- To be done
Identify each line below that contains the word "основной", and copy it out.

- Records to process

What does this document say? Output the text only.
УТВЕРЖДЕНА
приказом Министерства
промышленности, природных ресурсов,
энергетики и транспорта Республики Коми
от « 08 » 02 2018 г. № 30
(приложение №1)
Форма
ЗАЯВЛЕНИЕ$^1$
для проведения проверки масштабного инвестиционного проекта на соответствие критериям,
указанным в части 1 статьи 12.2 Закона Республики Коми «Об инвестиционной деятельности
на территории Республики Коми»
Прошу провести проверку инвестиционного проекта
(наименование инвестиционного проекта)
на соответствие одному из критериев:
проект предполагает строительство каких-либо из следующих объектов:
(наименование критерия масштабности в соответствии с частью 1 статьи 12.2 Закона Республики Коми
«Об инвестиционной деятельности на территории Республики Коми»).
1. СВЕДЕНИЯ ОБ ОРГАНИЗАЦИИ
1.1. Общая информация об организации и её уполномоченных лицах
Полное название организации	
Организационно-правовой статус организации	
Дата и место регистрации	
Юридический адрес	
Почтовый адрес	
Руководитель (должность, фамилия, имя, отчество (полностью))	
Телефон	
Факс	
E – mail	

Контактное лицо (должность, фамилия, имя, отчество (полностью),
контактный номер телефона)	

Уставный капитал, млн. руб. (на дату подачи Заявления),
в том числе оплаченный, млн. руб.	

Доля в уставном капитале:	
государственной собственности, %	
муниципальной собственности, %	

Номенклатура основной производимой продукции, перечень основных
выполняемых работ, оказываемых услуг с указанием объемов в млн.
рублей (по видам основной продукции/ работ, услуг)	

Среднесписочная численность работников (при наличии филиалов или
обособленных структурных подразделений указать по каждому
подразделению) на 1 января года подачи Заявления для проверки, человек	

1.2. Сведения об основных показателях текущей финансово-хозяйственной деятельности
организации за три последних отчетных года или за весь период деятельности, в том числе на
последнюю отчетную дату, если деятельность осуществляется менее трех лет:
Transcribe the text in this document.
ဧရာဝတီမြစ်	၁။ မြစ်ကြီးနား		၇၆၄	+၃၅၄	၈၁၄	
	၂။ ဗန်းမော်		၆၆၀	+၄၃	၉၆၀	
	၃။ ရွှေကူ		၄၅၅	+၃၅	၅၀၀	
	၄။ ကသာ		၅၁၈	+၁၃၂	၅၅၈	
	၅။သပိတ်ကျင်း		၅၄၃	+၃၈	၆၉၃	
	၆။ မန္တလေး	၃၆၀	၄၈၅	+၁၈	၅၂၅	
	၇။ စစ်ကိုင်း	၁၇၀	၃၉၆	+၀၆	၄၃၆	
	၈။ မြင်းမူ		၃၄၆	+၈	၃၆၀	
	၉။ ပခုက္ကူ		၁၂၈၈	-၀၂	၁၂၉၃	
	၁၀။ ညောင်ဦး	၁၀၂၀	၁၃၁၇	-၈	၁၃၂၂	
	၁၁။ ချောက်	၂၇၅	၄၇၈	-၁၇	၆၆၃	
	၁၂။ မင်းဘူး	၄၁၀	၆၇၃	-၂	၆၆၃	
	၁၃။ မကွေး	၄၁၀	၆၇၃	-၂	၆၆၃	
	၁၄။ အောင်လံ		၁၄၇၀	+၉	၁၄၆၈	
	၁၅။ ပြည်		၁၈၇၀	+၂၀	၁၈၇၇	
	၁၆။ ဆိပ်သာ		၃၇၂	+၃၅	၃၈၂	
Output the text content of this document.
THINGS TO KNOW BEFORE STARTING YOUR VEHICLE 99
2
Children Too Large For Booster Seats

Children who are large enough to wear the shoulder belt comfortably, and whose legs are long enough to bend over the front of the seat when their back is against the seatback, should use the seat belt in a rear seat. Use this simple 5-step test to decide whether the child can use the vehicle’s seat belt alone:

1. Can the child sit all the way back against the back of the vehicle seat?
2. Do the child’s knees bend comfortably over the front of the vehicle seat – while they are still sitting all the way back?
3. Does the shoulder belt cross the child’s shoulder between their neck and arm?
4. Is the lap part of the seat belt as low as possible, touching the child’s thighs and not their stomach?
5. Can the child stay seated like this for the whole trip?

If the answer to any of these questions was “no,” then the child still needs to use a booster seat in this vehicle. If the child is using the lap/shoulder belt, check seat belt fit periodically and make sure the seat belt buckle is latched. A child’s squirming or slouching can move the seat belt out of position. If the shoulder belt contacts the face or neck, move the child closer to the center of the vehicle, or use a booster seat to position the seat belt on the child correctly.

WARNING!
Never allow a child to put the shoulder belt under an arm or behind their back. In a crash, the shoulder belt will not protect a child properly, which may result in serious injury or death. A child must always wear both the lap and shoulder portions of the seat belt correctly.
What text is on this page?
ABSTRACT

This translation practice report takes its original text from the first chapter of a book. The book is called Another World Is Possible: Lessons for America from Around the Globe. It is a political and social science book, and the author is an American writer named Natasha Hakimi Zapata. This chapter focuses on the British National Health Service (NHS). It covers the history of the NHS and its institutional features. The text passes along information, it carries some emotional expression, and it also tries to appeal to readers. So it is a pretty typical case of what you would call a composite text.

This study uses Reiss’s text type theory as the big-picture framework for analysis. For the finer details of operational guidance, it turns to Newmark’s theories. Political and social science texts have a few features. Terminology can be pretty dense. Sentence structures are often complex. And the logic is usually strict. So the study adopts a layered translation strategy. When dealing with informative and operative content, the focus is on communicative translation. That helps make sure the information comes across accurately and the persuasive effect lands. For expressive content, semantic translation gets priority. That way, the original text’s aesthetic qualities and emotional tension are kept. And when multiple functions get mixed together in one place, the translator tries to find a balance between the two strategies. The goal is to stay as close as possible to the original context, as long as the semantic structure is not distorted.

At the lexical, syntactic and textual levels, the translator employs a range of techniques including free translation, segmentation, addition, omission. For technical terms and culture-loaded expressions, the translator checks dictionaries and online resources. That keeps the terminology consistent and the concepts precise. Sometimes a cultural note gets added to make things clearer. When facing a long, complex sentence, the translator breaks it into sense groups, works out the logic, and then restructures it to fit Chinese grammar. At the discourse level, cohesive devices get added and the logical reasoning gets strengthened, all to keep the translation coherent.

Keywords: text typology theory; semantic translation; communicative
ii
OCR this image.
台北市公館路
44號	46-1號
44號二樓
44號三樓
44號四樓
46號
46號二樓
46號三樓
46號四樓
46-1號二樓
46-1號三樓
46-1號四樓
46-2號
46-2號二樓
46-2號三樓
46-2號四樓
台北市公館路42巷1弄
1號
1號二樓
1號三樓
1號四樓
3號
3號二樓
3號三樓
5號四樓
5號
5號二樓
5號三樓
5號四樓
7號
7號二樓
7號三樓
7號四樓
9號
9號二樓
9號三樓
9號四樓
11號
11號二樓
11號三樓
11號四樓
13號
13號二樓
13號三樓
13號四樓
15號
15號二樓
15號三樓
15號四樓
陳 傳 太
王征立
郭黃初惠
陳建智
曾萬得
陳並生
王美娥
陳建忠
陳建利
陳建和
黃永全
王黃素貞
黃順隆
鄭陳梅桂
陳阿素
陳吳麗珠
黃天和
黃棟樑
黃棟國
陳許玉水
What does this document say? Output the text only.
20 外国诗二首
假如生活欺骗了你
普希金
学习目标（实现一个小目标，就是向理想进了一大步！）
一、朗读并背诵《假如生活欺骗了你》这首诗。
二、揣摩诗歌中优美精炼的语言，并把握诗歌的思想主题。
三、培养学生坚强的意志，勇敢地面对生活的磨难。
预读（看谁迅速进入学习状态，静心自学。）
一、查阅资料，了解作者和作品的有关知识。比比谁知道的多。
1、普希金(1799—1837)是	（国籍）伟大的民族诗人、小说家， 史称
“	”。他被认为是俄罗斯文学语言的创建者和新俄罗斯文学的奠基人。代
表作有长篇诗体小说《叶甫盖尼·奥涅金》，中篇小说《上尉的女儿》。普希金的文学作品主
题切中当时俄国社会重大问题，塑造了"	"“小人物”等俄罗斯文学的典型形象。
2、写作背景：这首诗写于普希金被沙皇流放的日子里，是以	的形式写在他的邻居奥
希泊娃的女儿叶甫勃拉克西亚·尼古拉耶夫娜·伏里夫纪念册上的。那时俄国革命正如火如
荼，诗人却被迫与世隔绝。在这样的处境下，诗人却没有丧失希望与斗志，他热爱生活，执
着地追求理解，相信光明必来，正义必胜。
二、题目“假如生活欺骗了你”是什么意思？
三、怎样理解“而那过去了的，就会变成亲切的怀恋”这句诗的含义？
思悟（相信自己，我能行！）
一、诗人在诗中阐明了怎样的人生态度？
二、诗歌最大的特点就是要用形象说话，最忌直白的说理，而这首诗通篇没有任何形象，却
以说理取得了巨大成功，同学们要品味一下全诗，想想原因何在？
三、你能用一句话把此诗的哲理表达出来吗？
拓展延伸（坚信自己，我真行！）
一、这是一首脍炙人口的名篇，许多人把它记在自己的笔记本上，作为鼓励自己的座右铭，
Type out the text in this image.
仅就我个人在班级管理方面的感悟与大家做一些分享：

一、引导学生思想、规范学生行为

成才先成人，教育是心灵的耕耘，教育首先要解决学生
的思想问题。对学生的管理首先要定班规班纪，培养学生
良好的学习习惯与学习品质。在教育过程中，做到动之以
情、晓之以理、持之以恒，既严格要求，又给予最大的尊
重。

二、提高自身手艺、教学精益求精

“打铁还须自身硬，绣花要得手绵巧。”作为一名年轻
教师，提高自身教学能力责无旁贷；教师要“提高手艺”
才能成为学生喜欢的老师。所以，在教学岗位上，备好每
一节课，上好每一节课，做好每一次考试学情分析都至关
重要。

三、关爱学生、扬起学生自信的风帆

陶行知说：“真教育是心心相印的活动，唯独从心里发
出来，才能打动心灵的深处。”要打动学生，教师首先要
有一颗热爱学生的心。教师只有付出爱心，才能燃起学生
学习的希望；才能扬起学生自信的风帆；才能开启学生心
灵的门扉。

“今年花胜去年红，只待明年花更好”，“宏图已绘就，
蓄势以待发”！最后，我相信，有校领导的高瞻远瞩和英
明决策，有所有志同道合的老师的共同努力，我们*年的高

- Answer to the problem
Номенклатура основной производимой продукции, перечень основных
рублей (по видам основной продукции/ работ, услуг)	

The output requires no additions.